### WRITTEN REQUEST
Omit every picture and write out the rest of the records exactly.

### STORED RECORDS
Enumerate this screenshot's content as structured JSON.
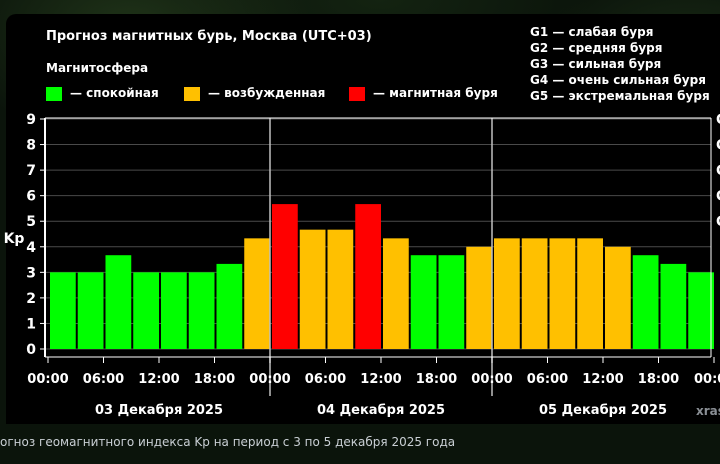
{
  "title": "Прогноз магнитных бурь, Москва (UTC+03)",
  "legend": {
    "heading": "Магнитосфера",
    "items": [
      {
        "label": "— спокойная",
        "color": "#00ff00"
      },
      {
        "label": "— возбужденная",
        "color": "#ffc000"
      },
      {
        "label": "— магнитная буря",
        "color": "#ff0000"
      }
    ]
  },
  "storm_levels": [
    "G1 — слабая буря",
    "G2 — средняя буря",
    "G3 — сильная буря",
    "G4 — очень сильная буря",
    "G5 — экстремальная буря"
  ],
  "chart_data": {
    "type": "bar",
    "ylabel": "Kp",
    "ylim": [
      0,
      9
    ],
    "yticks": [
      "0",
      "1",
      "2",
      "3",
      "4",
      "5",
      "6",
      "7",
      "8",
      "9"
    ],
    "right_tick_fragments": [
      "G",
      "G",
      "G",
      "G",
      "G"
    ],
    "grid": true,
    "values": [
      3.0,
      3.0,
      3.67,
      3.0,
      3.0,
      3.0,
      3.33,
      4.33,
      5.67,
      4.67,
      4.67,
      5.67,
      4.33,
      3.67,
      3.67,
      4.0,
      4.33,
      4.33,
      4.33,
      4.33,
      4.0,
      3.67,
      3.33,
      3.0
    ],
    "colors": [
      "#00ff00",
      "#00ff00",
      "#00ff00",
      "#00ff00",
      "#00ff00",
      "#00ff00",
      "#00ff00",
      "#ffc000",
      "#ff0000",
      "#ffc000",
      "#ffc000",
      "#ff0000",
      "#ffc000",
      "#00ff00",
      "#00ff00",
      "#ffc000",
      "#ffc000",
      "#ffc000",
      "#ffc000",
      "#ffc000",
      "#ffc000",
      "#00ff00",
      "#00ff00",
      "#00ff00"
    ],
    "xtick_labels": [
      "00:00",
      "06:00",
      "12:00",
      "18:00",
      "00:00",
      "06:00",
      "12:00",
      "18:00",
      "00:00",
      "06:00",
      "12:00",
      "18:00",
      "00:0"
    ],
    "days": [
      "03 Декабря 2025",
      "04 Декабря 2025",
      "05 Декабря 2025"
    ]
  },
  "watermark": "xras",
  "caption": "огноз геомагнитного индекса Kp на период с 3 по 5 декабря 2025 года"
}
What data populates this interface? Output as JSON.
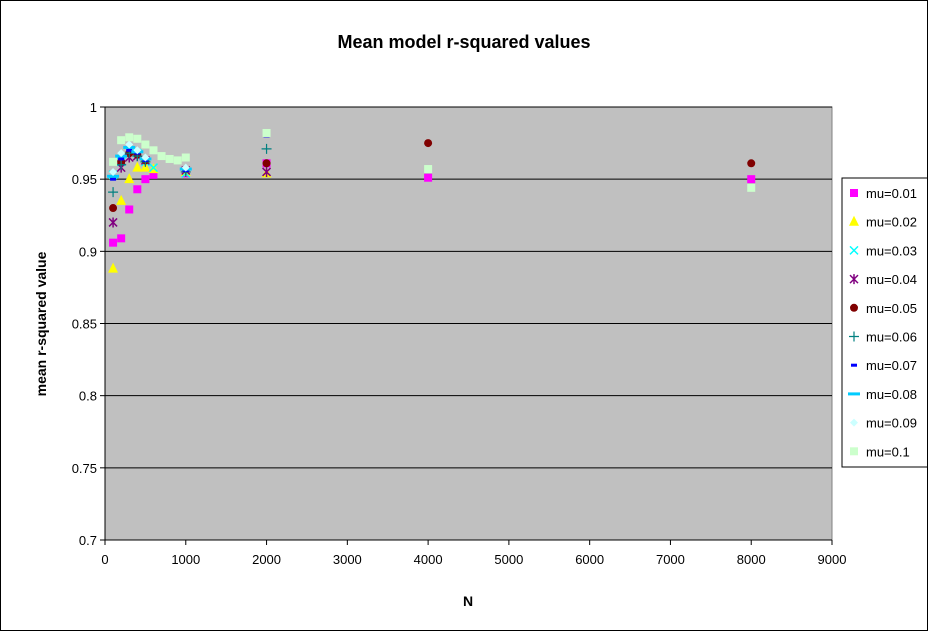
{
  "chart_data": {
    "type": "scatter",
    "title": "Mean model r-squared values",
    "xlabel": "N",
    "ylabel": "mean r-squared value",
    "xlim": [
      0,
      9000
    ],
    "ylim": [
      0.7,
      1.0
    ],
    "xticks": [
      "0",
      "1000",
      "2000",
      "3000",
      "4000",
      "5000",
      "6000",
      "7000",
      "8000",
      "9000"
    ],
    "yticks": [
      "0.7",
      "0.75",
      "0.8",
      "0.85",
      "0.9",
      "0.95",
      "1"
    ],
    "grid": "horizontal",
    "legend_position": "right",
    "plot_background": "#c0c0c0",
    "series": [
      {
        "name": "mu=0.01",
        "color": "#ff00ff",
        "marker": "square",
        "x": [
          100,
          200,
          300,
          400,
          500,
          600,
          1000,
          2000,
          4000,
          8000
        ],
        "y": [
          0.906,
          0.909,
          0.929,
          0.943,
          0.95,
          0.953,
          0.954,
          0.961,
          0.951,
          0.95
        ]
      },
      {
        "name": "mu=0.02",
        "color": "#ffff00",
        "marker": "triangle",
        "x": [
          100,
          200,
          300,
          400,
          500,
          600,
          1000,
          2000
        ],
        "y": [
          0.888,
          0.935,
          0.95,
          0.958,
          0.958,
          0.957,
          0.955,
          0.954
        ]
      },
      {
        "name": "mu=0.03",
        "color": "#00ffff",
        "marker": "x",
        "x": [
          100,
          200,
          300,
          400,
          500,
          600,
          1000
        ],
        "y": [
          0.953,
          0.962,
          0.97,
          0.968,
          0.962,
          0.958,
          0.954
        ]
      },
      {
        "name": "mu=0.04",
        "color": "#800080",
        "marker": "star",
        "x": [
          100,
          200,
          300,
          400,
          500,
          1000,
          2000
        ],
        "y": [
          0.92,
          0.958,
          0.965,
          0.966,
          0.963,
          0.956,
          0.955
        ]
      },
      {
        "name": "mu=0.05",
        "color": "#800000",
        "marker": "circle",
        "x": [
          100,
          200,
          300,
          400,
          500,
          1000,
          2000,
          4000,
          8000
        ],
        "y": [
          0.93,
          0.962,
          0.968,
          0.967,
          0.963,
          0.957,
          0.961,
          0.975,
          0.961
        ]
      },
      {
        "name": "mu=0.06",
        "color": "#008080",
        "marker": "plus",
        "x": [
          100,
          200,
          300,
          400,
          500,
          1000,
          2000
        ],
        "y": [
          0.941,
          0.96,
          0.968,
          0.966,
          0.962,
          0.955,
          0.971
        ]
      },
      {
        "name": "mu=0.07",
        "color": "#0000ff",
        "marker": "dash",
        "x": [
          100,
          200,
          300,
          400,
          500,
          1000,
          2000
        ],
        "y": [
          0.95,
          0.964,
          0.97,
          0.968,
          0.963,
          0.956,
          0.98
        ]
      },
      {
        "name": "mu=0.08",
        "color": "#00ccff",
        "marker": "longdash",
        "x": [
          100,
          200,
          300,
          400,
          500,
          1000
        ],
        "y": [
          0.952,
          0.966,
          0.972,
          0.969,
          0.964,
          0.957
        ]
      },
      {
        "name": "mu=0.09",
        "color": "#ccffff",
        "marker": "diamond",
        "x": [
          100,
          200,
          300,
          400,
          500,
          1000
        ],
        "y": [
          0.955,
          0.968,
          0.974,
          0.97,
          0.965,
          0.958
        ]
      },
      {
        "name": "mu=0.1",
        "color": "#ccffcc",
        "marker": "square",
        "x": [
          100,
          200,
          300,
          400,
          500,
          600,
          700,
          800,
          900,
          1000,
          2000,
          4000,
          8000
        ],
        "y": [
          0.962,
          0.977,
          0.979,
          0.978,
          0.974,
          0.97,
          0.966,
          0.964,
          0.963,
          0.965,
          0.982,
          0.957,
          0.944
        ]
      }
    ]
  }
}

### ANSWER BELOW
Enumerate this screenshot's content as structured JSON.
{
  "title": "Прогноз магнитных бурь, Москва (UTC+03)",
  "legend": {
    "heading": "Магнитосфера",
    "items": [
      {
        "label": "— спокойная",
        "color": "#00ff00"
      },
      {
        "label": "— возбужденная",
        "color": "#ffc000"
      },
      {
        "label": "— магнитная буря",
        "color": "#ff0000"
      }
    ]
  },
  "storm_levels": [
    "G1 — слабая буря",
    "G2 — средняя буря",
    "G3 — сильная буря",
    "G4 — очень сильная буря",
    "G5 — экстремальная буря"
  ],
  "chart_data": {
    "type": "bar",
    "ylabel": "Kp",
    "ylim": [
      0,
      9
    ],
    "yticks": [
      "0",
      "1",
      "2",
      "3",
      "4",
      "5",
      "6",
      "7",
      "8",
      "9"
    ],
    "right_tick_fragments": [
      "G",
      "G",
      "G",
      "G",
      "G"
    ],
    "grid": true,
    "values": [
      3.0,
      3.0,
      3.67,
      3.0,
      3.0,
      3.0,
      3.33,
      4.33,
      5.67,
      4.67,
      4.67,
      5.67,
      4.33,
      3.67,
      3.67,
      4.0,
      4.33,
      4.33,
      4.33,
      4.33,
      4.0,
      3.67,
      3.33,
      3.0
    ],
    "colors": [
      "#00ff00",
      "#00ff00",
      "#00ff00",
      "#00ff00",
      "#00ff00",
      "#00ff00",
      "#00ff00",
      "#ffc000",
      "#ff0000",
      "#ffc000",
      "#ffc000",
      "#ff0000",
      "#ffc000",
      "#00ff00",
      "#00ff00",
      "#ffc000",
      "#ffc000",
      "#ffc000",
      "#ffc000",
      "#ffc000",
      "#ffc000",
      "#00ff00",
      "#00ff00",
      "#00ff00"
    ],
    "xtick_labels": [
      "00:00",
      "06:00",
      "12:00",
      "18:00",
      "00:00",
      "06:00",
      "12:00",
      "18:00",
      "00:00",
      "06:00",
      "12:00",
      "18:00",
      "00:0"
    ],
    "days": [
      "03 Декабря 2025",
      "04 Декабря 2025",
      "05 Декабря 2025"
    ]
  },
  "watermark": "xras",
  "caption": "огноз геомагнитного индекса Kp на период с 3 по 5 декабря 2025 года"
}
What data populates this interface? Output as JSON.
{
  "chart_data": {
    "type": "scatter",
    "title": "Mean model r-squared values",
    "xlabel": "N",
    "ylabel": "mean r-squared value",
    "xlim": [
      0,
      9000
    ],
    "ylim": [
      0.7,
      1.0
    ],
    "xticks": [
      "0",
      "1000",
      "2000",
      "3000",
      "4000",
      "5000",
      "6000",
      "7000",
      "8000",
      "9000"
    ],
    "yticks": [
      "0.7",
      "0.75",
      "0.8",
      "0.85",
      "0.9",
      "0.95",
      "1"
    ],
    "grid": "horizontal",
    "legend_position": "right",
    "plot_background": "#c0c0c0",
    "series": [
      {
        "name": "mu=0.01",
        "color": "#ff00ff",
        "marker": "square",
        "x": [
          100,
          200,
          300,
          400,
          500,
          600,
          1000,
          2000,
          4000,
          8000
        ],
        "y": [
          0.906,
          0.909,
          0.929,
          0.943,
          0.95,
          0.953,
          0.954,
          0.961,
          0.951,
          0.95
        ]
      },
      {
        "name": "mu=0.02",
        "color": "#ffff00",
        "marker": "triangle",
        "x": [
          100,
          200,
          300,
          400,
          500,
          600,
          1000,
          2000
        ],
        "y": [
          0.888,
          0.935,
          0.95,
          0.958,
          0.958,
          0.957,
          0.955,
          0.954
        ]
      },
      {
        "name": "mu=0.03",
        "color": "#00ffff",
        "marker": "x",
        "x": [
          100,
          200,
          300,
          400,
          500,
          600,
          1000
        ],
        "y": [
          0.953,
          0.962,
          0.97,
          0.968,
          0.962,
          0.958,
          0.954
        ]
      },
      {
        "name": "mu=0.04",
        "color": "#800080",
        "marker": "star",
        "x": [
          100,
          200,
          300,
          400,
          500,
          1000,
          2000
        ],
        "y": [
          0.92,
          0.958,
          0.965,
          0.966,
          0.963,
          0.956,
          0.955
        ]
      },
      {
        "name": "mu=0.05",
        "color": "#800000",
        "marker": "circle",
        "x": [
          100,
          200,
          300,
          400,
          500,
          1000,
          2000,
          4000,
          8000
        ],
        "y": [
          0.93,
          0.962,
          0.968,
          0.967,
          0.963,
          0.957,
          0.961,
          0.975,
          0.961
        ]
      },
      {
        "name": "mu=0.06",
        "color": "#008080",
        "marker": "plus",
        "x": [
          100,
          200,
          300,
          400,
          500,
          1000,
          2000
        ],
        "y": [
          0.941,
          0.96,
          0.968,
          0.966,
          0.962,
          0.955,
          0.971
        ]
      },
      {
        "name": "mu=0.07",
        "color": "#0000ff",
        "marker": "dash",
        "x": [
          100,
          200,
          300,
          400,
          500,
          1000,
          2000
        ],
        "y": [
          0.95,
          0.964,
          0.97,
          0.968,
          0.963,
          0.956,
          0.98
        ]
      },
      {
        "name": "mu=0.08",
        "color": "#00ccff",
        "marker": "longdash",
        "x": [
          100,
          200,
          300,
          400,
          500,
          1000
        ],
        "y": [
          0.952,
          0.966,
          0.972,
          0.969,
          0.964,
          0.957
        ]
      },
      {
        "name": "mu=0.09",
        "color": "#ccffff",
        "marker": "diamond",
        "x": [
          100,
          200,
          300,
          400,
          500,
          1000
        ],
        "y": [
          0.955,
          0.968,
          0.974,
          0.97,
          0.965,
          0.958
        ]
      },
      {
        "name": "mu=0.1",
        "color": "#ccffcc",
        "marker": "square",
        "x": [
          100,
          200,
          300,
          400,
          500,
          600,
          700,
          800,
          900,
          1000,
          2000,
          4000,
          8000
        ],
        "y": [
          0.962,
          0.977,
          0.979,
          0.978,
          0.974,
          0.97,
          0.966,
          0.964,
          0.963,
          0.965,
          0.982,
          0.957,
          0.944
        ]
      }
    ]
  }
}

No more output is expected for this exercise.